(Task statement)
Determine the number of lines in these entries that hold the word "hint". Give the number and nothing more.

(Records provided)
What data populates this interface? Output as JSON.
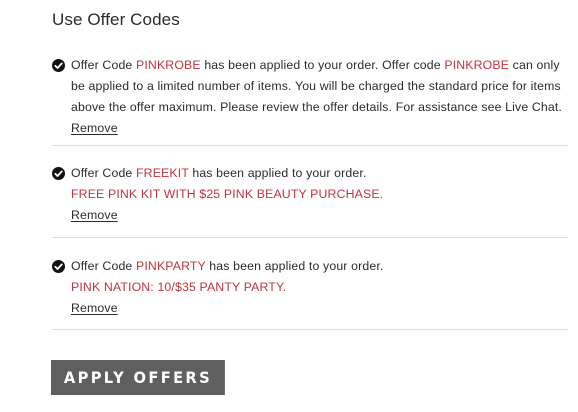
{
  "section": {
    "title": "Use Offer Codes"
  },
  "offers": [
    {
      "prefix": "Offer Code ",
      "code": "PINKROBE",
      "applied_text": " has been applied to your order. Offer code ",
      "code_repeat": "PINKROBE",
      "notice": " can only be applied to a limited number of items. You will be charged the standard price for items above the offer maximum. Please review the offer details. For assistance see Live Chat.",
      "remove_label": "Remove",
      "icon": "check-circle-icon"
    },
    {
      "prefix": "Offer Code ",
      "code": "FREEKIT",
      "applied_text": " has been applied to your order.",
      "detail": "FREE PINK KIT WITH $25 PINK BEAUTY PURCHASE.",
      "remove_label": "Remove",
      "icon": "check-circle-icon"
    },
    {
      "prefix": "Offer Code ",
      "code": "PINKPARTY",
      "applied_text": " has been applied to your order.",
      "detail": "PINK NATION: 10/$35 PANTY PARTY.",
      "remove_label": "Remove",
      "icon": "check-circle-icon"
    }
  ],
  "apply_button": {
    "label": "APPLY OFFERS"
  },
  "colors": {
    "code_accent": "#c0343f",
    "button_bg": "#5f5f5f",
    "divider": "#dcdcdc"
  }
}
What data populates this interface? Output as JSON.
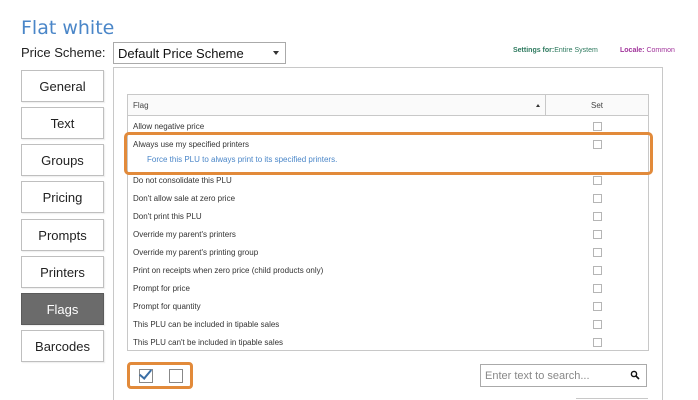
{
  "title": "Flat white",
  "price_scheme": {
    "label": "Price Scheme:",
    "value": "Default Price Scheme"
  },
  "settings_for": {
    "label": "Settings for:",
    "value": "Entire System"
  },
  "locale": {
    "label": "Locale:",
    "value": "Common"
  },
  "tabs": [
    {
      "label": "General",
      "active": false
    },
    {
      "label": "Text",
      "active": false
    },
    {
      "label": "Groups",
      "active": false
    },
    {
      "label": "Pricing",
      "active": false
    },
    {
      "label": "Prompts",
      "active": false
    },
    {
      "label": "Printers",
      "active": false
    },
    {
      "label": "Flags",
      "active": true
    },
    {
      "label": "Barcodes",
      "active": false
    }
  ],
  "grid": {
    "columns": {
      "flag": "Flag",
      "set": "Set"
    },
    "rows": [
      {
        "label": "Allow negative price",
        "checked": false
      },
      {
        "label": "Always use my specified printers",
        "checked": false,
        "description": "Force this PLU to always print to its specified printers."
      },
      {
        "label": "Do not consolidate this PLU",
        "checked": false
      },
      {
        "label": "Don't allow sale at zero price",
        "checked": false
      },
      {
        "label": "Don't print this PLU",
        "checked": false
      },
      {
        "label": "Override my parent's printers",
        "checked": false
      },
      {
        "label": "Override my parent's printing group",
        "checked": false
      },
      {
        "label": "Print on receipts when zero price (child products only)",
        "checked": false
      },
      {
        "label": "Prompt for price",
        "checked": false
      },
      {
        "label": "Prompt for quantity",
        "checked": false
      },
      {
        "label": "This PLU can be included in tipable sales",
        "checked": false
      },
      {
        "label": "This PLU can't be included in tipable sales",
        "checked": false
      }
    ]
  },
  "search": {
    "placeholder": "Enter text to search...",
    "value": ""
  },
  "colors": {
    "title": "#4a86c8",
    "settings_for": "#2e7a5f",
    "locale": "#a0329a",
    "highlight": "#e28a3a",
    "active_tab": "#6b6b6b"
  },
  "icons": {
    "search": "magnifier-icon",
    "sort": "sort-ascending-icon"
  }
}
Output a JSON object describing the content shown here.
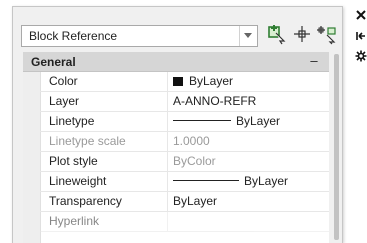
{
  "toolbar": {
    "object_type": "Block Reference",
    "icons": [
      "quick-select-icon",
      "pickadd-icon",
      "select-objects-icon"
    ]
  },
  "side_strip": {
    "icons": [
      "close-icon",
      "auto-hide-icon",
      "properties-menu-icon"
    ]
  },
  "section": {
    "title": "General",
    "collapse_symbol": "–"
  },
  "properties": [
    {
      "name": "Color",
      "value": "ByLayer",
      "kind": "color",
      "swatch_color": "#111111"
    },
    {
      "name": "Layer",
      "value": "A-ANNO-REFR",
      "kind": "text"
    },
    {
      "name": "Linetype",
      "value": "ByLayer",
      "kind": "line"
    },
    {
      "name": "Linetype scale",
      "value": "1.0000",
      "kind": "text",
      "disabled": true
    },
    {
      "name": "Plot style",
      "value": "ByColor",
      "kind": "text",
      "disabled": true
    },
    {
      "name": "Lineweight",
      "value": "ByLayer",
      "kind": "line"
    },
    {
      "name": "Transparency",
      "value": "ByLayer",
      "kind": "text"
    },
    {
      "name": "Hyperlink",
      "value": "",
      "kind": "text"
    }
  ],
  "colors": {
    "section_header": "#d6d6d6",
    "panel_bg": "#f0f0f0",
    "disabled_text": "#9a9a9a"
  }
}
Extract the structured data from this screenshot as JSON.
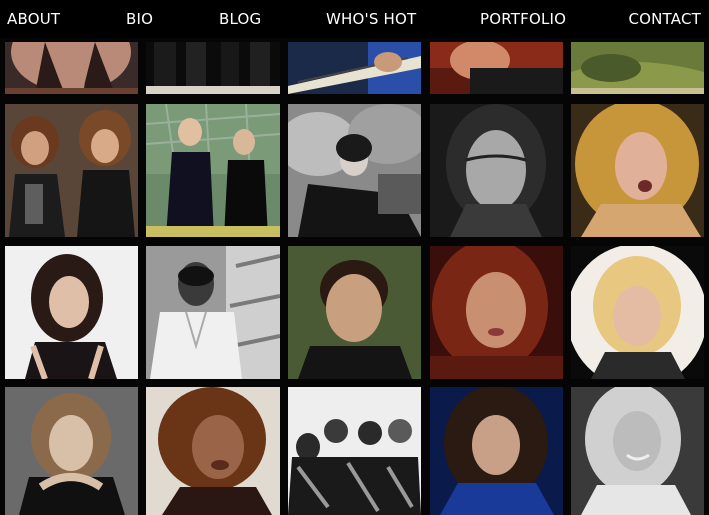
{
  "nav": {
    "items": [
      {
        "label": "ABOUT"
      },
      {
        "label": "BIO"
      },
      {
        "label": "BLOG"
      },
      {
        "label": "WHO'S HOT"
      },
      {
        "label": "PORTFOLIO"
      },
      {
        "label": "CONTACT"
      }
    ]
  },
  "colors": {
    "background": "#000000",
    "nav_text": "#ffffff"
  },
  "gallery": {
    "rows": 4,
    "columns": 5
  }
}
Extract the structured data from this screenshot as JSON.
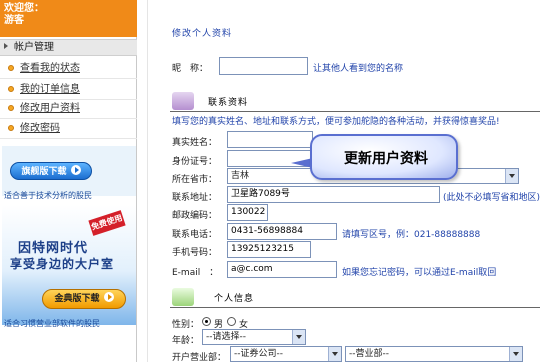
{
  "sidebar": {
    "welcome_line1": "欢迎您：",
    "welcome_line2": "游客",
    "account_header": "帐户管理",
    "items": [
      {
        "label": "查看我的状态"
      },
      {
        "label": "我的订单信息"
      },
      {
        "label": "修改用户资料"
      },
      {
        "label": "修改密码"
      }
    ],
    "banner1": {
      "button": "旗舰版下载",
      "caption": "适合善于技术分析的股民"
    },
    "banner2": {
      "tag": "免费使用",
      "line1": "因特网时代",
      "line2": "享受身边的大户室",
      "button": "金典版下载",
      "caption": "适合习惯营业部软件的股民"
    }
  },
  "main": {
    "title": "修改个人资料",
    "nickname": {
      "label": "昵　称：",
      "value": "",
      "hint": "让其他人看到您的名称"
    },
    "section_contact": {
      "title": "联系资料",
      "description": "填写您的真实姓名、地址和联系方式，便可参加舵隐的各种活动，并获得惊喜奖品!"
    },
    "fields": {
      "real_name": {
        "label": "真实姓名：",
        "value": ""
      },
      "id_number": {
        "label": "身份证号：",
        "value": ""
      },
      "province": {
        "label": "所在省市：",
        "value": "吉林"
      },
      "address": {
        "label": "联系地址：",
        "value": "卫星路7089号",
        "hint": "(此处不必填写省和地区)"
      },
      "postcode": {
        "label": "邮政编码：",
        "value": "130022"
      },
      "phone": {
        "label": "联系电话：",
        "value": "0431-56898884",
        "hint": "请填写区号，例：021-88888888"
      },
      "mobile": {
        "label": "手机号码：",
        "value": "13925123215"
      },
      "email": {
        "label": "E-mail　：",
        "value": "a@c.com",
        "hint": "如果您忘记密码，可以通过E-mail取回"
      }
    },
    "section_personal": {
      "title": "个人信息",
      "gender": {
        "label": "性别：",
        "male": "男",
        "female": "女"
      },
      "age": {
        "label": "年龄：",
        "value": "--请选择--"
      },
      "branch": {
        "label": "开户营业部：",
        "company": "--证券公司--",
        "department": "--营业部--"
      }
    },
    "callout": "更新用户资料"
  },
  "colors": {
    "accent_orange": "#f08a18",
    "link_blue": "#2244aa",
    "callout_border": "#5a6fd0"
  }
}
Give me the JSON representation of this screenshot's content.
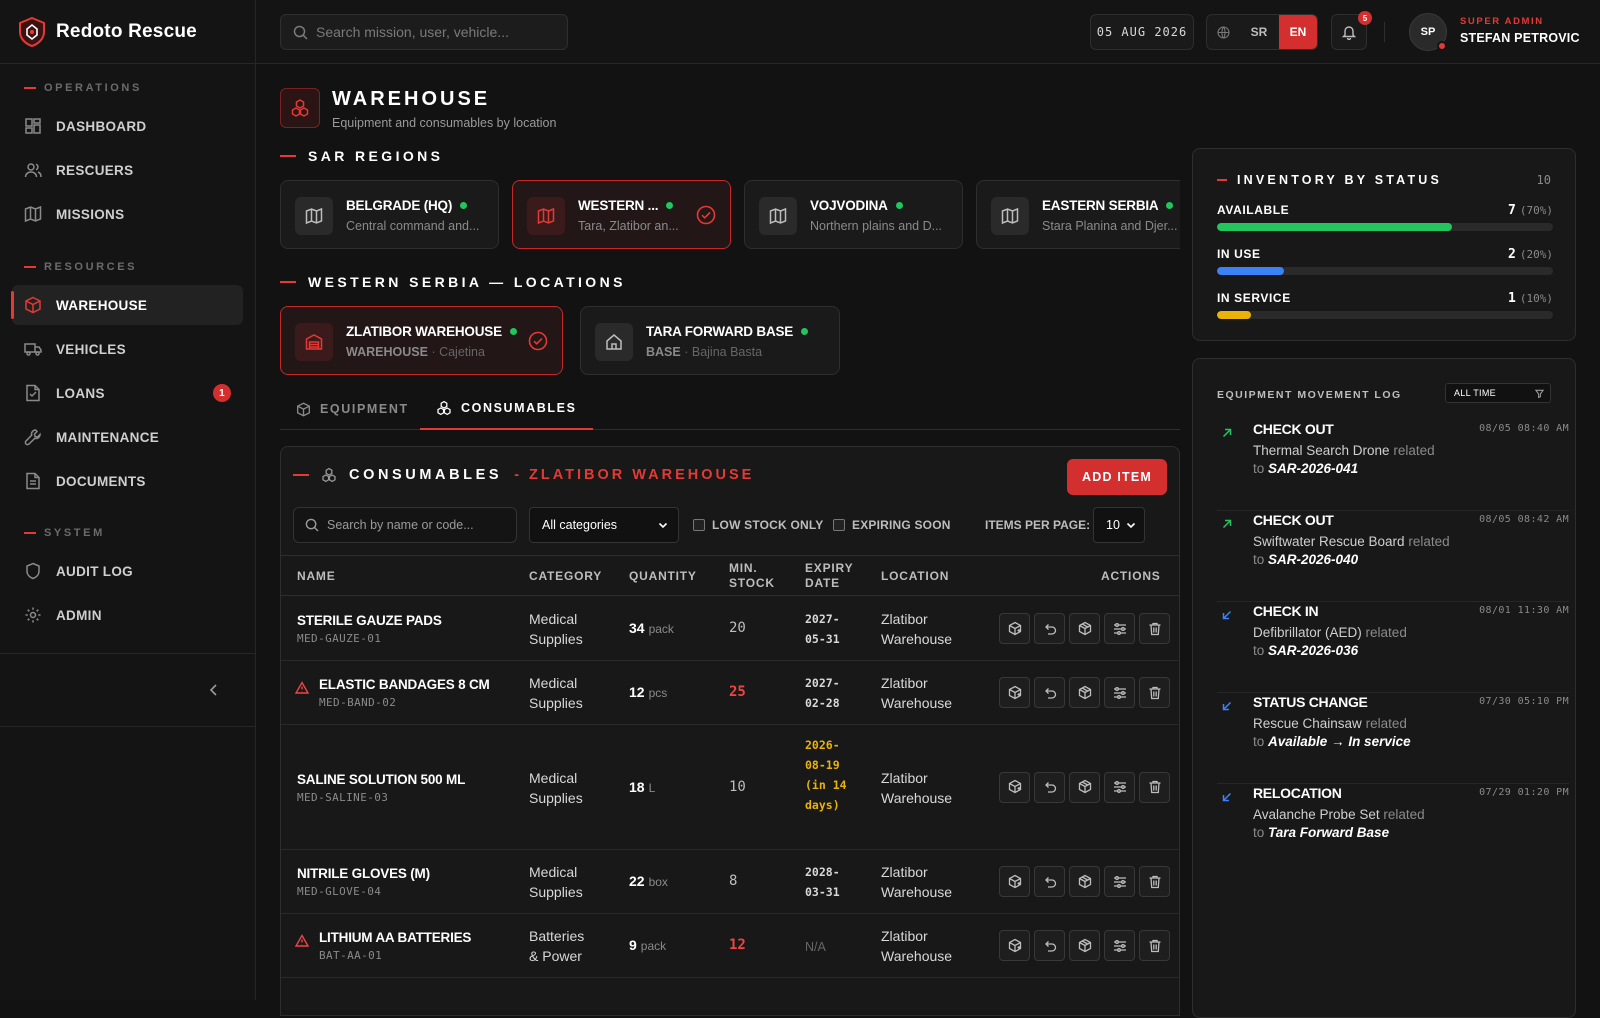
{
  "app": {
    "name": "Redoto Rescue"
  },
  "sidebar": {
    "sections": [
      {
        "label": "OPERATIONS",
        "items": [
          {
            "label": "DASHBOARD",
            "icon": "dashboard-icon"
          },
          {
            "label": "RESCUERS",
            "icon": "users-icon"
          },
          {
            "label": "MISSIONS",
            "icon": "map-icon"
          }
        ]
      },
      {
        "label": "RESOURCES",
        "items": [
          {
            "label": "WAREHOUSE",
            "icon": "box-icon",
            "active": true
          },
          {
            "label": "VEHICLES",
            "icon": "truck-icon"
          },
          {
            "label": "LOANS",
            "icon": "file-icon",
            "badge": "1"
          },
          {
            "label": "MAINTENANCE",
            "icon": "wrench-icon"
          },
          {
            "label": "DOCUMENTS",
            "icon": "document-icon"
          }
        ]
      },
      {
        "label": "SYSTEM",
        "items": [
          {
            "label": "AUDIT LOG",
            "icon": "shield-icon"
          },
          {
            "label": "ADMIN",
            "icon": "gear-icon"
          }
        ]
      }
    ]
  },
  "topbar": {
    "search_placeholder": "Search mission, user, vehicle...",
    "date": "05 AUG 2026",
    "lang_sr": "SR",
    "lang_en": "EN",
    "notifications": "5",
    "user_initials": "SP",
    "user_role": "SUPER ADMIN",
    "user_name": "STEFAN PETROVIC"
  },
  "page": {
    "title": "WAREHOUSE",
    "subtitle": "Equipment and consumables by location",
    "regions_heading": "SAR REGIONS",
    "regions": [
      {
        "name": "BELGRADE (HQ)",
        "desc": "Central command and..."
      },
      {
        "name": "WESTERN ...",
        "desc": "Tara, Zlatibor an...",
        "selected": true
      },
      {
        "name": "VOJVODINA",
        "desc": "Northern plains and D..."
      },
      {
        "name": "EASTERN SERBIA",
        "desc": "Stara Planina and Djer..."
      }
    ],
    "locations_heading": "WESTERN SERBIA — LOCATIONS",
    "locations": [
      {
        "name": "ZLATIBOR WAREHOUSE",
        "type": "WAREHOUSE",
        "place": "· Cajetina",
        "selected": true
      },
      {
        "name": "TARA FORWARD BASE",
        "type": "BASE",
        "place": "· Bajina Basta"
      }
    ],
    "tabs": [
      {
        "label": "EQUIPMENT"
      },
      {
        "label": "CONSUMABLES",
        "active": true
      }
    ]
  },
  "consumables": {
    "title": "CONSUMABLES",
    "location_suffix": "- ZLATIBOR WAREHOUSE",
    "add_label": "ADD ITEM",
    "search_placeholder": "Search by name or code...",
    "category_selected": "All categories",
    "low_stock_label": "LOW STOCK ONLY",
    "expiring_label": "EXPIRING SOON",
    "items_per_page_label": "ITEMS PER PAGE:",
    "items_per_page": "10",
    "columns": {
      "name": "NAME",
      "category": "CATEGORY",
      "quantity": "QUANTITY",
      "min1": "MIN.",
      "min2": "STOCK",
      "exp1": "EXPIRY",
      "exp2": "DATE",
      "location": "LOCATION",
      "actions": "ACTIONS"
    },
    "rows": [
      {
        "name": "STERILE GAUZE PADS",
        "code": "MED-GAUZE-01",
        "cat1": "Medical",
        "cat2": "Supplies",
        "qty": "34",
        "unit": "pack",
        "min": "20",
        "expiry": "2027-05-31",
        "loc1": "Zlatibor",
        "loc2": "Warehouse",
        "low": false
      },
      {
        "name": "ELASTIC BANDAGES 8 CM",
        "code": "MED-BAND-02",
        "cat1": "Medical",
        "cat2": "Supplies",
        "qty": "12",
        "unit": "pcs",
        "min": "25",
        "expiry": "2027-02-28",
        "loc1": "Zlatibor",
        "loc2": "Warehouse",
        "low": true
      },
      {
        "name": "SALINE SOLUTION 500 ML",
        "code": "MED-SALINE-03",
        "cat1": "Medical",
        "cat2": "Supplies",
        "qty": "18",
        "unit": "L",
        "min": "10",
        "expiry": "2026-08-19 (in 14 days)",
        "loc1": "Zlatibor",
        "loc2": "Warehouse",
        "low": false,
        "expiring": true
      },
      {
        "name": "NITRILE GLOVES (M)",
        "code": "MED-GLOVE-04",
        "cat1": "Medical",
        "cat2": "Supplies",
        "qty": "22",
        "unit": "box",
        "min": "8",
        "expiry": "2028-03-31",
        "loc1": "Zlatibor",
        "loc2": "Warehouse",
        "low": false
      },
      {
        "name": "LITHIUM AA BATTERIES",
        "code": "BAT-AA-01",
        "cat1": "Batteries",
        "cat2": "& Power",
        "qty": "9",
        "unit": "pack",
        "min": "12",
        "expiry": "N/A",
        "loc1": "Zlatibor",
        "loc2": "Warehouse",
        "low": true
      }
    ]
  },
  "inventory": {
    "title": "INVENTORY BY STATUS",
    "total": "10",
    "statuses": [
      {
        "label": "AVAILABLE",
        "count": "7",
        "pct": "(70%)",
        "fraction": 0.7,
        "color": "#22c55e"
      },
      {
        "label": "IN USE",
        "count": "2",
        "pct": "(20%)",
        "fraction": 0.2,
        "color": "#3b82f6"
      },
      {
        "label": "IN SERVICE",
        "count": "1",
        "pct": "(10%)",
        "fraction": 0.1,
        "color": "#eab308"
      }
    ]
  },
  "movement_log": {
    "title": "EQUIPMENT MOVEMENT LOG",
    "filter": "ALL TIME",
    "related": "related",
    "to": "to",
    "events": [
      {
        "type": "CHECK OUT",
        "time": "08/05 08:40 AM",
        "item": "Thermal Search Drone",
        "target": "SAR-2026-041",
        "dir": "out"
      },
      {
        "type": "CHECK OUT",
        "time": "08/05 08:42 AM",
        "item": "Swiftwater Rescue Board",
        "target": "SAR-2026-040",
        "dir": "out"
      },
      {
        "type": "CHECK IN",
        "time": "08/01 11:30 AM",
        "item": "Defibrillator (AED)",
        "target": "SAR-2026-036",
        "dir": "in"
      },
      {
        "type": "STATUS CHANGE",
        "time": "07/30 05:10 PM",
        "item": "Rescue Chainsaw",
        "target": "Available → In service",
        "dir": "in"
      },
      {
        "type": "RELOCATION",
        "time": "07/29 01:20 PM",
        "item": "Avalanche Probe Set",
        "target": "Tara Forward Base",
        "dir": "in"
      }
    ]
  }
}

(Result of this task)
4